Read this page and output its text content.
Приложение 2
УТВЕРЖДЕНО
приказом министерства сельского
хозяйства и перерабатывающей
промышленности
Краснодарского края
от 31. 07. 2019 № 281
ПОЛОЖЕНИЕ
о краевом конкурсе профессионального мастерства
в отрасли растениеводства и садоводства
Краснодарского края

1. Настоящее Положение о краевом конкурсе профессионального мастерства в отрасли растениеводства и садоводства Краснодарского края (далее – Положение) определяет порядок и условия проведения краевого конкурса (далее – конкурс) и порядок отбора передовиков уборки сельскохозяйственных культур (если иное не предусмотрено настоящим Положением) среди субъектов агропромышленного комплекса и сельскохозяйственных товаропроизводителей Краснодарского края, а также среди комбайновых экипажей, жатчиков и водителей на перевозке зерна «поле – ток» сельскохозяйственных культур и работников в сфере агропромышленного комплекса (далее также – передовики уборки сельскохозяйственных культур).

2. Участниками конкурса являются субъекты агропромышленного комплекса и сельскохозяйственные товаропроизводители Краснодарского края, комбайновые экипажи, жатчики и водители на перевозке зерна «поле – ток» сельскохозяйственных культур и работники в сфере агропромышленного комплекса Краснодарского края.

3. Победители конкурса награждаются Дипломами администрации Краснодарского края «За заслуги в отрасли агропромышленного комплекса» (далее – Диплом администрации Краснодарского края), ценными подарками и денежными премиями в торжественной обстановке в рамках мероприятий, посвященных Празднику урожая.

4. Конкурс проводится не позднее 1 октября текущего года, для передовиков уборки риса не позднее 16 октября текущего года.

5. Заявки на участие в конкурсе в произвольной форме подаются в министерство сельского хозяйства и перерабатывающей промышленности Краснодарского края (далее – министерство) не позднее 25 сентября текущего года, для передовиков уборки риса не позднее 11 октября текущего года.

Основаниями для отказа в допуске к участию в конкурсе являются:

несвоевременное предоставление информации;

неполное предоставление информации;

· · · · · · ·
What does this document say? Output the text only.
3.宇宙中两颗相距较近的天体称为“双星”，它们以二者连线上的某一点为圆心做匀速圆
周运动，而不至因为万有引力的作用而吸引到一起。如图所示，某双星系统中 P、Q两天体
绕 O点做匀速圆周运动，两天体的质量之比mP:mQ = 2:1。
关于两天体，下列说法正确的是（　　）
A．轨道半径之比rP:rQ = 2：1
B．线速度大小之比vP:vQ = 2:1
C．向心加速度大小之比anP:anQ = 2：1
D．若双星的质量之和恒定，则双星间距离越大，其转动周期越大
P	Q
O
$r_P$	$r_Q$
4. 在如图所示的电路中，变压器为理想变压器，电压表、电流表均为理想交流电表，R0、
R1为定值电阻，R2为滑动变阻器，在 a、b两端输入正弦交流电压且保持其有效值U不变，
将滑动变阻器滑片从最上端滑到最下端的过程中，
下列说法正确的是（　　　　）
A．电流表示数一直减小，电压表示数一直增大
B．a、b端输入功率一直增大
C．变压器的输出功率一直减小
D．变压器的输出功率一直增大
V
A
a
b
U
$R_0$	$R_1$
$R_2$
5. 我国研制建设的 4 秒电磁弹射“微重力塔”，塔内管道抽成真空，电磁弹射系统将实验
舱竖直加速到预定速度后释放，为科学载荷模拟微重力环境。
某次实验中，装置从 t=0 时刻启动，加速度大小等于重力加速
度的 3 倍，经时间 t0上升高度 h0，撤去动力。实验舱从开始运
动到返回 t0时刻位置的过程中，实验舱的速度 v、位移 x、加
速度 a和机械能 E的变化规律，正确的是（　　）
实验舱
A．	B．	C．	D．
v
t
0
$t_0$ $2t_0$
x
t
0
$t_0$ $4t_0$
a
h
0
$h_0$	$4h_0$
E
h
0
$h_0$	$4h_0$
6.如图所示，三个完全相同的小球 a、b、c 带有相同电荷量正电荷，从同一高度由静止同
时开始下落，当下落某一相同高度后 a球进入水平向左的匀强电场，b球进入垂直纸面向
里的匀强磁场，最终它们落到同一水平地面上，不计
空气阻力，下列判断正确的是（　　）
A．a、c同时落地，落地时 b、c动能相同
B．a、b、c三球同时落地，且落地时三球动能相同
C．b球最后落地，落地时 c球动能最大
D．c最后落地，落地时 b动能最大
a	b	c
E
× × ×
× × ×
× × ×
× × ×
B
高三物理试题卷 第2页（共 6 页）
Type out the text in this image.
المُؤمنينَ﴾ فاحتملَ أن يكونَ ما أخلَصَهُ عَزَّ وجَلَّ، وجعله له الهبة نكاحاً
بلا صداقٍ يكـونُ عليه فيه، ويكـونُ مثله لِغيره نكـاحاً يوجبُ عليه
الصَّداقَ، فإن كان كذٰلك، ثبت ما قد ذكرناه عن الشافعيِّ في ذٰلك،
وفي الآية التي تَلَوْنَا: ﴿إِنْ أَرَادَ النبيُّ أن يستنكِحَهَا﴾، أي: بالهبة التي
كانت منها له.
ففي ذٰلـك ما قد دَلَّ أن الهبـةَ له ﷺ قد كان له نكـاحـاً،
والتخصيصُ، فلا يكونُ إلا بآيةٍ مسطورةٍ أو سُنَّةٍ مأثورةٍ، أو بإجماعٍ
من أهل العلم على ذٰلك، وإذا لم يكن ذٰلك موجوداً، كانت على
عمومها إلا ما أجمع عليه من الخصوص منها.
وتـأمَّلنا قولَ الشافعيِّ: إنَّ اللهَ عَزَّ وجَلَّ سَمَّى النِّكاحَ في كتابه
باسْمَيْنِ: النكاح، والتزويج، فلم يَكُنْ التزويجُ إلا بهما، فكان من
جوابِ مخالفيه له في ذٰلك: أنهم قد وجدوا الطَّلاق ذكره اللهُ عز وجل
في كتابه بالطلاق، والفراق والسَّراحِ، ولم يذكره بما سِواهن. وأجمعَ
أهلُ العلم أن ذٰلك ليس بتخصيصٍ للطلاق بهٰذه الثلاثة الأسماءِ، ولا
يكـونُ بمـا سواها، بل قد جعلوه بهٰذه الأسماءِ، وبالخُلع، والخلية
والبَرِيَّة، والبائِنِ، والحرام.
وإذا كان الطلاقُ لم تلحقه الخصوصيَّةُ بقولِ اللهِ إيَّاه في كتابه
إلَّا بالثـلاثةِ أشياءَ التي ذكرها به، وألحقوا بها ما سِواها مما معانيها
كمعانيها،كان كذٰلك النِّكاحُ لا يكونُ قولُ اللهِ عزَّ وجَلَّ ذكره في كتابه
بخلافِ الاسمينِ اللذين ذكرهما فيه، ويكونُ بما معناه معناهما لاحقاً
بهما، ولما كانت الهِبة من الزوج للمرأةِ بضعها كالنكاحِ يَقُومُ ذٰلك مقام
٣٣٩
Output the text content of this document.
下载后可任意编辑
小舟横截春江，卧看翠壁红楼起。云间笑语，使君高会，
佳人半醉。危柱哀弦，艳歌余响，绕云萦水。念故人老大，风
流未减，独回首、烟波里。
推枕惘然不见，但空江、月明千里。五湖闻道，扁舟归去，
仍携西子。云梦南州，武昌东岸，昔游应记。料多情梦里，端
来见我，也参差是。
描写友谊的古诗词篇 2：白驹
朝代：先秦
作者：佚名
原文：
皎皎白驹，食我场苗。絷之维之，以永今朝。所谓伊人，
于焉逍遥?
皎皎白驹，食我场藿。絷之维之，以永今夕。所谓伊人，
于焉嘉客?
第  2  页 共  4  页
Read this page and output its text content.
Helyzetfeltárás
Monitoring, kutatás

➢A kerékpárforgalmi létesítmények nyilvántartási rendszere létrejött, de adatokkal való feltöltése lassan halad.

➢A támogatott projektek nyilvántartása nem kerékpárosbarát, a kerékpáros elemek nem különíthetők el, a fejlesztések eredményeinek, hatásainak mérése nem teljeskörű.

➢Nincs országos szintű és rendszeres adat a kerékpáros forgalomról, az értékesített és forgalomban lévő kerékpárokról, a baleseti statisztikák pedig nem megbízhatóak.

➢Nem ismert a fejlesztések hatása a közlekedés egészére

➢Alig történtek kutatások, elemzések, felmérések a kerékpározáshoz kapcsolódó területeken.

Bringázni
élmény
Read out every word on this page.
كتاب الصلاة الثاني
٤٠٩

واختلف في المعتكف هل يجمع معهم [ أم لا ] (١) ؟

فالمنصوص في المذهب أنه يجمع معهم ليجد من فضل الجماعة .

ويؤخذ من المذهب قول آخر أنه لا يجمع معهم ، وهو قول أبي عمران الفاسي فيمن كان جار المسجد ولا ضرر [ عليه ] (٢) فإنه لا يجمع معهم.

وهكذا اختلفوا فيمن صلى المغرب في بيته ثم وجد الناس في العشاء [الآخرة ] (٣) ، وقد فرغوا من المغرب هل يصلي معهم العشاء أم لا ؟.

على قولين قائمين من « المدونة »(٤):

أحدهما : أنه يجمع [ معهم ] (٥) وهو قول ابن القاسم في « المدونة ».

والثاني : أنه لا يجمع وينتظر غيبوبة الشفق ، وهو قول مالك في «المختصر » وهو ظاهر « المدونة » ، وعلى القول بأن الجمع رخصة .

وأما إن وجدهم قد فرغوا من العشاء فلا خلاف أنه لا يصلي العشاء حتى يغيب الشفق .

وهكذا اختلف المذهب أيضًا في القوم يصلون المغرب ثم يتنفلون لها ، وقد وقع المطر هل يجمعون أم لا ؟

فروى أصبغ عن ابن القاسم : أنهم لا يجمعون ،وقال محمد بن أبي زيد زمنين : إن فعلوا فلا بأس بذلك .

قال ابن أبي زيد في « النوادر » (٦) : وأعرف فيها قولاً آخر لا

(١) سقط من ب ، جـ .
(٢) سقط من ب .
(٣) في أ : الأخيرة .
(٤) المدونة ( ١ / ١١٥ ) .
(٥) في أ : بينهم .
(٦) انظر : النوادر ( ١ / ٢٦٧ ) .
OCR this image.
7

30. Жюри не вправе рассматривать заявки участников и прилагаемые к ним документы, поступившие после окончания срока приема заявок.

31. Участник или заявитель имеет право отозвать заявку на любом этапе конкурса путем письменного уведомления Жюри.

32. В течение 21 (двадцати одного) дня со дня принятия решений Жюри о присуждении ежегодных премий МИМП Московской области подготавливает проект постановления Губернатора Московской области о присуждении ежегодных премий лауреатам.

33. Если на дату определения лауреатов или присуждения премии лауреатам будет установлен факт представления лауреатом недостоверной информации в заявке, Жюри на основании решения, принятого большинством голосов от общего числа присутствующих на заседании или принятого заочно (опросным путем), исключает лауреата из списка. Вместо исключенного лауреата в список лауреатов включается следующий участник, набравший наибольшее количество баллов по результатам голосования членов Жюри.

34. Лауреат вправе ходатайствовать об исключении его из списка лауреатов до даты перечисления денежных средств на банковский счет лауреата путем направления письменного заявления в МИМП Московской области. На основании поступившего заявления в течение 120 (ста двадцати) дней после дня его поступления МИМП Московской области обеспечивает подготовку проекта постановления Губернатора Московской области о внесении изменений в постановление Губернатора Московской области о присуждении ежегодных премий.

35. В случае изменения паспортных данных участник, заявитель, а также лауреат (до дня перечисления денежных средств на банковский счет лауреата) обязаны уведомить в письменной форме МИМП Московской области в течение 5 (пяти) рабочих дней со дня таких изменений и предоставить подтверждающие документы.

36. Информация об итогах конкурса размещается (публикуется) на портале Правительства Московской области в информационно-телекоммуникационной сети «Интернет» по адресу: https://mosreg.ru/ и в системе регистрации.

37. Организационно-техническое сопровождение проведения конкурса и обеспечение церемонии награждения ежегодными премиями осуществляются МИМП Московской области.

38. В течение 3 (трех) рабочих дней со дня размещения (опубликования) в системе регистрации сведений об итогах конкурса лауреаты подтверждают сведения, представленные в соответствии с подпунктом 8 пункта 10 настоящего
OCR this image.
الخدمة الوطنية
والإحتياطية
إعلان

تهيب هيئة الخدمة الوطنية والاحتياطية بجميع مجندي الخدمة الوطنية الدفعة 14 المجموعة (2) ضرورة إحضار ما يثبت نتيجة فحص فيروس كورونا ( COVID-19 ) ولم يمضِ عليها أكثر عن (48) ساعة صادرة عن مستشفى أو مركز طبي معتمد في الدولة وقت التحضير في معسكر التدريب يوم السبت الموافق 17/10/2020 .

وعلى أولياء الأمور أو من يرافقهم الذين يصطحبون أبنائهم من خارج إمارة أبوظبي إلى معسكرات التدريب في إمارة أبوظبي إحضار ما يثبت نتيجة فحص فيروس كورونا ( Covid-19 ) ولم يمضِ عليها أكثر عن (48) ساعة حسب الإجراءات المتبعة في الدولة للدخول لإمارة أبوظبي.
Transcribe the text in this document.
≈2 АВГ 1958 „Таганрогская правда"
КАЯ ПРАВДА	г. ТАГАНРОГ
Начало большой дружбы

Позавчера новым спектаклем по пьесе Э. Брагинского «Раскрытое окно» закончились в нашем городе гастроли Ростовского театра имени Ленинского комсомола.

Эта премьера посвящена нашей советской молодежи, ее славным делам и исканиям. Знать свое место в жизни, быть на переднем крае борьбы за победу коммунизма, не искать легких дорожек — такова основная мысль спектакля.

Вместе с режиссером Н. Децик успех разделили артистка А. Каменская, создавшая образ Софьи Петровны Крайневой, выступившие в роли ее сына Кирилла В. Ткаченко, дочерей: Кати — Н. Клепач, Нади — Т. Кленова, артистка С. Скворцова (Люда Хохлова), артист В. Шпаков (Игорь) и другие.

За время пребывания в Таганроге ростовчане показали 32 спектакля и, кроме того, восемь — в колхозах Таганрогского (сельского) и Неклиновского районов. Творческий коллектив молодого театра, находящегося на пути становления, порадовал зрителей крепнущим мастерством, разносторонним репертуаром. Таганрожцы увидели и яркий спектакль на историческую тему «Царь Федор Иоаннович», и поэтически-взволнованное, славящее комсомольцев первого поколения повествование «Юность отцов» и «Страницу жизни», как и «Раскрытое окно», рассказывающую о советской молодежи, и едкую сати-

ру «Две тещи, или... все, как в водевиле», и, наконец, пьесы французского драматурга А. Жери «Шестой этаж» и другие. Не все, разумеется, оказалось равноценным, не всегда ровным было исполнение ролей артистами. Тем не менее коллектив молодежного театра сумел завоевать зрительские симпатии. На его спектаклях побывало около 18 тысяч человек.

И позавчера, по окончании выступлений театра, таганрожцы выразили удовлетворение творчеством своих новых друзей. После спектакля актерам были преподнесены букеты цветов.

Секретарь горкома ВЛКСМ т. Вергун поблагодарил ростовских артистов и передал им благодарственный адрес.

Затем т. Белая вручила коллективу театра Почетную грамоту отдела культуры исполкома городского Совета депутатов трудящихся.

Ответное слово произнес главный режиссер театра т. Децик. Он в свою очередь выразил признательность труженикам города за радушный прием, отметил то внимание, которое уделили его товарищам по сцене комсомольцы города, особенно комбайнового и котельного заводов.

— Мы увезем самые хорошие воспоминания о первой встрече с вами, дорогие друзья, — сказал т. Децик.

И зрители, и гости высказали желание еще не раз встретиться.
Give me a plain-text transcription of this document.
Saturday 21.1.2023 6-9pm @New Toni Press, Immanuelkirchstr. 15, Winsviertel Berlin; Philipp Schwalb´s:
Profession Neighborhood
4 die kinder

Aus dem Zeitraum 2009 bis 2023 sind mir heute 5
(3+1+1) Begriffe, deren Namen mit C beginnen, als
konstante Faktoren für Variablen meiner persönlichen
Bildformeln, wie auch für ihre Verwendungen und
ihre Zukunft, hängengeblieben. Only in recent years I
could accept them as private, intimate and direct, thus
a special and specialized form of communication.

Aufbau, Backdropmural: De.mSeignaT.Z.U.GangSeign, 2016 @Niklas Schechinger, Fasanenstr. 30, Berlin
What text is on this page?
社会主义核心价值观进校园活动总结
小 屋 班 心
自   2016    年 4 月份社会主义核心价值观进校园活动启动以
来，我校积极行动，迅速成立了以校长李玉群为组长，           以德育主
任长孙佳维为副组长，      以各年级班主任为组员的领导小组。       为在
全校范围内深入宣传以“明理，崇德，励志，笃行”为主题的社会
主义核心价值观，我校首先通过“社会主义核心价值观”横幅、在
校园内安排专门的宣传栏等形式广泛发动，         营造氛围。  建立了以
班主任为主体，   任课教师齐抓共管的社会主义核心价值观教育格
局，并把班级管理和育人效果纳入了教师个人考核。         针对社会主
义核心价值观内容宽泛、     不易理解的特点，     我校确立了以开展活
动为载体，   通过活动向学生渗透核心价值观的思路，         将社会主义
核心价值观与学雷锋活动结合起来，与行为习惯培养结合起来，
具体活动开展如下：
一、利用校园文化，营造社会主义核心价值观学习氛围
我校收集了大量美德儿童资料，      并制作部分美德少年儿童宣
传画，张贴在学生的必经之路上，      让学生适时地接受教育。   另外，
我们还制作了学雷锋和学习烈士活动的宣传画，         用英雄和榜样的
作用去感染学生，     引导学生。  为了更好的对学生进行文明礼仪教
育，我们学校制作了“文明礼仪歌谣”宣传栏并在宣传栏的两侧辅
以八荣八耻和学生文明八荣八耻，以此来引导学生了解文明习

• **What is being asked**:
Tally every line of the listing that holds the string "نتيجة", then give the number by itself.

• **Solution**:
2